Fragmento proporcionado:
──────────

Ensayos de fin de curso


File:Ensayos.jpgDespués de calificar montañas de trabajos por demasiadas semanas, encuentro que para varios estudiantes el único criterio a tener en cuenta al escribir es adivinar qué es lo que quiero que me digan e intentar complacerme. No hay que escandalizarse: un trabajo de curso, que se escribe en uno o dos días, no se supone que pueda ser mucho más que eso, más aún cuando lo que uno mismo propone es que el estudiante demuestre que puede poner en práctica ciertos conceptos. Pero hay un tipo de gesto de complacencia en los estudiantes que me llena de preguntas. ¿Qué significa que alguien intente repetir, exactamente, lo que uno dijo en clase? Es decir, no re-elaborar una idea para que se adapte a la tarea del trabajo, sino repetir frases exactas, incluso las que se dijeron a manera de broma. ¿Qué significa intentar “decir lo que el profesor quiere escuchar”?

──────────

Datos proporcionados:

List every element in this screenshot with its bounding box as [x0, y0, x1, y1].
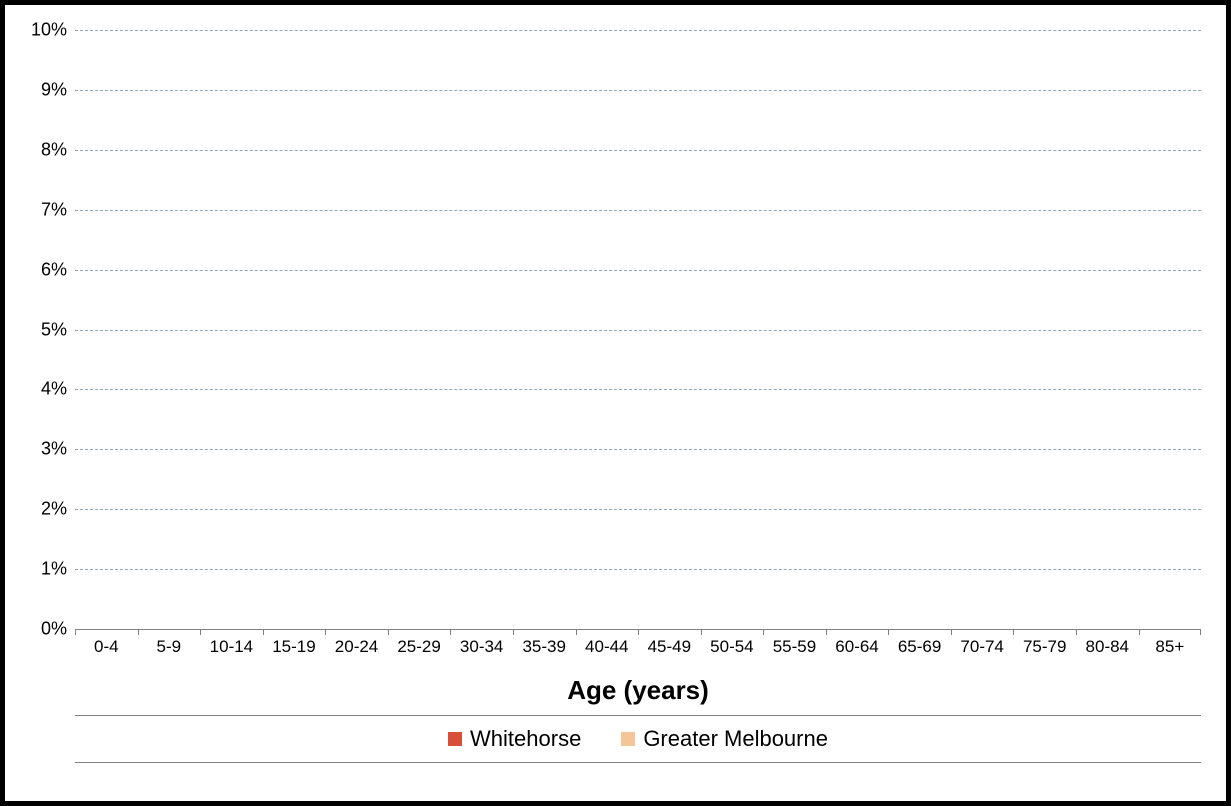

──────────

Tareas pendientes:
(a) Según el texto sobre los ensayos de fin de curso, ¿en cuánto tiempo se escribe un trabajo de curso?
(b) Enumera todos los verbos en infinitivo de la oración del texto sobre los ensayos de fin de curso que empieza con "Después de calificar", en el orden en que aparecen.
(c) Prosigue el texto sobre los ensayos de fin de curso a partir de su última oración.

Las respuestas:
(a) En uno o dos días.

(b) calificar, tener, escribir, adivinar, intentar, complacerme

(c)
Quejas aparte (los profesores tendemos a quejarnos mucho), pienso que hay en ese tipo de gestos un doble acto: por un lado, hay un desafío al profesor: si se repite lo que dice en clase, él va a caer en la adulación y la va a premiar. También es posible que el estudiante quiera “preservar” su mente del daño que le puede hacer tomar en serio el trabajo; si intenta realmente hacer todo el proceso mental que se le pide corre el riesgo de contaminarse, de ceder al autoritarismo del sistema, de “castrar su mente”. Por eso repetir frases de los apuntes es una forma de pasar el curso sin perder su preciada esencia. Lo preocupante es que en ambos casos el estudiante puede tener razón: si usa la adulación es porque ha funcionado; si teme comprometerse en el ejercicio de escritura, y prefiere hacer un truco, es porque siente que ya ha perdido mucho de sí mismo en el mundo escolar. Por supuesto, es poco probable que se piense así; es más probable que se trate ante todo de una costumbre adquirida. Pero, entonces, ¿hasta qué punto uno continúa ese proceso degradado que los estudiantes han vivido desde el colegio?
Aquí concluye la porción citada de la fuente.